Exercise instructions -
In the records below, rewrite the part that opens with the line containing "Point [288,556,311,570]" and closes with the line containing "Point [174,283,197,297]" as a numbered list, with both of those lines included and blank lines left out. Do not list any other lines.

━━ Dataset content

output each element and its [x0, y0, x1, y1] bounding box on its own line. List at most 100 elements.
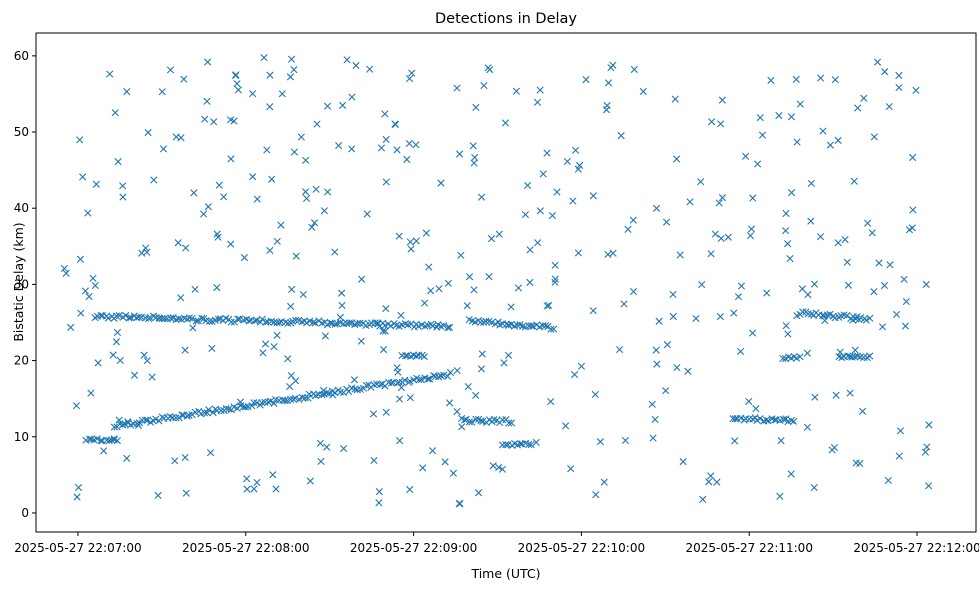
data-point [240, 254, 248, 262]
data-point [203, 97, 211, 105]
data-point [480, 81, 488, 90]
data-point [357, 337, 365, 345]
data-point [148, 373, 156, 381]
data-point [407, 245, 415, 253]
data-point [87, 435, 96, 443]
data-point [592, 491, 600, 499]
data-point [358, 275, 366, 283]
data-point [563, 157, 571, 166]
data-point [892, 310, 901, 319]
x-tick-label: 2025-05-27 22:08:00 [182, 541, 309, 555]
data-point [270, 399, 278, 407]
data-point [396, 437, 404, 445]
data-point [617, 132, 625, 140]
data-point [74, 483, 83, 492]
data-point [547, 397, 555, 406]
data-point [150, 176, 158, 184]
data-point [562, 422, 570, 430]
data-point [350, 376, 358, 384]
data-point [119, 182, 127, 190]
data-point [412, 237, 420, 245]
data-point [172, 414, 180, 422]
data-point [253, 195, 261, 203]
data-point [807, 179, 815, 188]
data-point [844, 281, 853, 289]
data-point [525, 440, 533, 448]
data-point [486, 66, 494, 74]
data-point [639, 87, 647, 96]
data-point [547, 325, 555, 333]
data-point [130, 371, 139, 379]
data-point [834, 136, 842, 144]
data-point [717, 120, 725, 128]
data-point [792, 75, 800, 83]
data-point [434, 373, 443, 381]
data-point [495, 463, 503, 472]
data-point [312, 185, 320, 193]
data-point [339, 101, 347, 109]
data-point [485, 272, 493, 281]
data-point [220, 193, 228, 201]
data-point [653, 360, 661, 368]
data-point [290, 148, 298, 156]
data-point [456, 150, 464, 158]
data-point [198, 314, 206, 322]
data-point [353, 320, 361, 328]
y-tick-label: 10 [14, 430, 29, 444]
data-point [477, 193, 486, 201]
data-point [803, 349, 811, 357]
data-point [406, 394, 414, 402]
data-point [73, 493, 81, 501]
data-point [787, 416, 795, 425]
data-point [901, 322, 910, 330]
data-point [112, 338, 121, 346]
data-point [320, 386, 328, 394]
data-point [379, 346, 388, 354]
data-point [159, 145, 168, 153]
data-point [284, 319, 292, 327]
data-point [335, 141, 343, 150]
data-point [315, 317, 323, 325]
data-point [589, 192, 597, 200]
data-point [286, 382, 294, 391]
data-point [752, 405, 760, 413]
data-point [191, 285, 199, 293]
y-axis-label: Bistatic Delay (km) [11, 222, 26, 341]
data-point [182, 244, 190, 252]
data-point [502, 441, 510, 449]
data-point [370, 456, 378, 465]
data-point [146, 313, 154, 322]
data-point [550, 325, 558, 333]
data-point [505, 321, 513, 329]
data-point [446, 323, 454, 331]
y-tick-label: 0 [21, 506, 29, 520]
data-point [513, 321, 521, 329]
data-point [895, 83, 903, 92]
data-point [756, 414, 764, 423]
data-point [465, 418, 473, 426]
data-point [662, 387, 670, 395]
data-point [234, 86, 242, 94]
data-point [422, 229, 430, 237]
data-point [551, 275, 559, 283]
data-point [261, 340, 270, 348]
data-point [536, 86, 544, 94]
data-point [851, 346, 859, 354]
data-point [290, 66, 298, 74]
chart-title: Detections in Delay [435, 11, 577, 27]
data-point [213, 284, 221, 292]
data-point [112, 312, 121, 320]
data-point [76, 136, 84, 144]
data-point [104, 314, 112, 322]
data-point [92, 180, 100, 188]
data-point [79, 173, 87, 181]
data-point [214, 315, 223, 323]
data-point [567, 465, 575, 473]
data-point [166, 66, 175, 74]
data-point [77, 309, 85, 317]
data-point [870, 133, 878, 141]
data-point [669, 290, 677, 299]
data-point [607, 64, 615, 72]
data-point [106, 70, 114, 78]
data-point [444, 279, 452, 287]
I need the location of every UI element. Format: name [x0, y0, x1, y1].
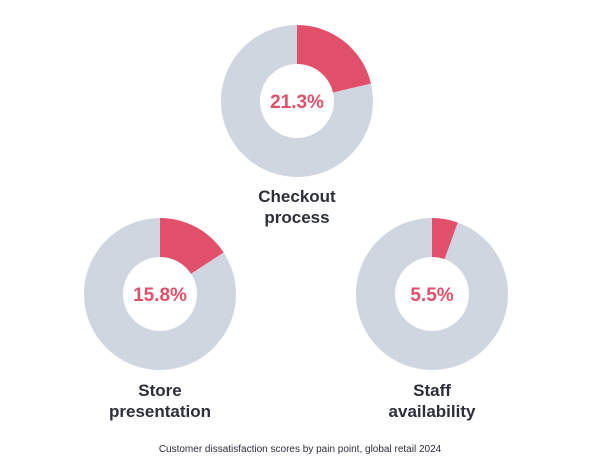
donut-value-label: 21.3%	[270, 92, 324, 113]
donut-remainder-slice	[220, 25, 373, 177]
donut-category-label-line: Staff	[413, 381, 451, 400]
donut-category-label-line: Checkout	[258, 187, 336, 206]
donut-value-label: 5.5%	[410, 285, 453, 306]
donut-category-label-line: availability	[388, 402, 476, 421]
donut-remainder-slice	[84, 218, 236, 371]
donut-value-label: 15.8%	[133, 285, 187, 306]
donut-value-slice	[432, 218, 458, 260]
donut-category-label: Checkout process	[212, 186, 382, 228]
donut-remainder-slice	[355, 218, 509, 370]
donut-value-slice	[160, 218, 224, 274]
donut-category-label: Staff availability	[347, 380, 517, 422]
donut-category-label-line: process	[264, 208, 330, 227]
donut-value-slice	[297, 25, 371, 93]
donut-category-label: Store presentation	[75, 380, 245, 422]
chart-caption: Customer dissatisfaction scores by pain …	[158, 444, 442, 455]
donut-category-label-line: presentation	[108, 402, 212, 421]
donut-category-label-line: Store	[138, 381, 182, 400]
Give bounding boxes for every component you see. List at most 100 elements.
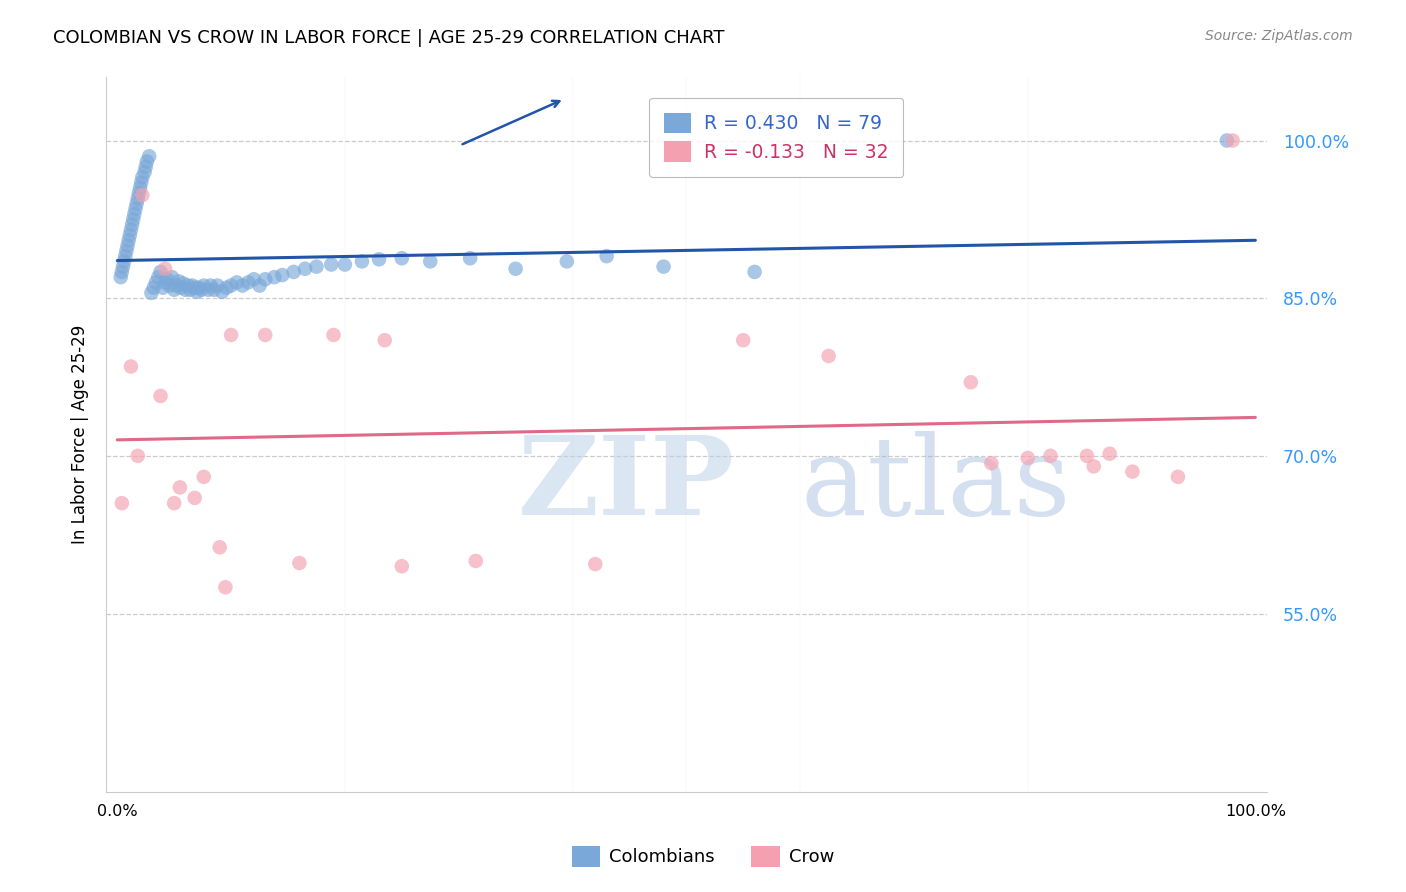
Point [288,556,311,570]
Point [145,276,167,290]
Point [129,176,152,190]
Point [595,249,617,263]
Legend: R = 0.430   N = 79, R = -0.133   N = 32: R = 0.430 N = 79, R = -0.133 N = 32 [650,97,903,177]
Point [271,268,294,282]
Point [505,261,527,276]
Point [186,285,208,299]
Point [134,165,156,179]
Point [177,278,200,293]
Point [193,470,215,484]
Point [138,149,160,163]
Point [110,270,132,285]
Point [188,280,211,294]
Point [190,283,212,297]
Point [1167,470,1189,484]
Point [174,283,197,297]
Point [128,186,150,200]
Point [208,541,231,555]
Point [111,265,134,279]
Point [391,252,413,266]
Point [202,283,225,297]
Point [1076,449,1098,463]
Point [254,328,277,343]
Point [225,276,247,290]
Point [142,280,165,294]
Point [211,285,233,299]
Point [181,278,204,293]
Point [135,154,157,169]
Point [170,280,193,294]
Point [321,258,343,272]
Text: ZIP: ZIP [517,432,735,539]
Point [333,258,356,272]
Point [141,285,163,300]
Point [118,233,141,247]
Point [583,557,606,571]
Point [120,223,142,237]
Text: COLOMBIAN VS CROW IN LABOR FORCE | AGE 25-29 CORRELATION CHART: COLOMBIAN VS CROW IN LABOR FORCE | AGE 2… [53,29,725,46]
Point [153,276,176,290]
Point [124,207,146,221]
Point [183,280,205,294]
Point [149,265,172,279]
Point [1216,134,1239,148]
Point [959,376,981,390]
Point [118,228,141,243]
Point [231,278,253,293]
Point [115,244,138,258]
Point [135,160,157,174]
Point [197,283,219,297]
Point [733,333,755,347]
Point [219,278,242,293]
Point [200,278,222,293]
Point [172,277,194,291]
Point [112,254,135,268]
Point [114,249,136,263]
Point [219,328,242,343]
Point [1017,450,1039,465]
Point [127,191,149,205]
Point [1121,465,1143,479]
Point [555,254,578,268]
Point [122,212,145,227]
Point [193,278,215,293]
Point [350,254,373,268]
Point [179,283,201,297]
Y-axis label: In Labor Force | Age 25-29: In Labor Force | Age 25-29 [72,326,89,544]
Point [166,278,188,293]
Point [125,196,148,211]
Point [652,260,675,274]
Point [124,202,146,216]
Point [120,359,142,374]
Text: atlas: atlas [517,432,1070,539]
Point [305,260,328,274]
Point [131,188,153,202]
Point [153,261,176,276]
Point [391,559,413,574]
Point [1222,134,1244,148]
Point [160,270,183,285]
Text: Source: ZipAtlas.com: Source: ZipAtlas.com [1205,29,1353,43]
Point [1083,459,1105,474]
Point [238,276,260,290]
Point [817,349,839,363]
Point [111,496,134,510]
Point [243,272,266,286]
Point [121,218,143,232]
Point [129,181,152,195]
Point [159,278,181,293]
Point [458,252,481,266]
Point [131,170,153,185]
Point [152,280,174,294]
Point [744,265,766,279]
Point [249,278,271,293]
Point [1098,447,1121,461]
Point [1039,449,1062,463]
Point [464,554,486,568]
Point [283,265,305,279]
Point [980,456,1002,470]
Point [294,261,316,276]
Point [111,260,134,274]
Point [117,238,139,252]
Point [419,254,441,268]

━━━━

Exercise answer -
1. Point [288,556,311,570]
2. Point [145,276,167,290]
3. Point [129,176,152,190]
4. Point [595,249,617,263]
5. Legend: R = 0.430   N = 79, R = -0.133   N = 32: R = 0.430 N = 79, R = -0.133 N = 32 [650,97,903,177]
6. Point [271,268,294,282]
7. Point [505,261,527,276]
8. Point [186,285,208,299]
9. Point [134,165,156,179]
10. Point [177,278,200,293]
11. Point [193,470,215,484]
12. Point [138,149,160,163]
13. Point [110,270,132,285]
14. Point [188,280,211,294]
15. Point [190,283,212,297]
16. Point [1167,470,1189,484]
17. Point [174,283,197,297]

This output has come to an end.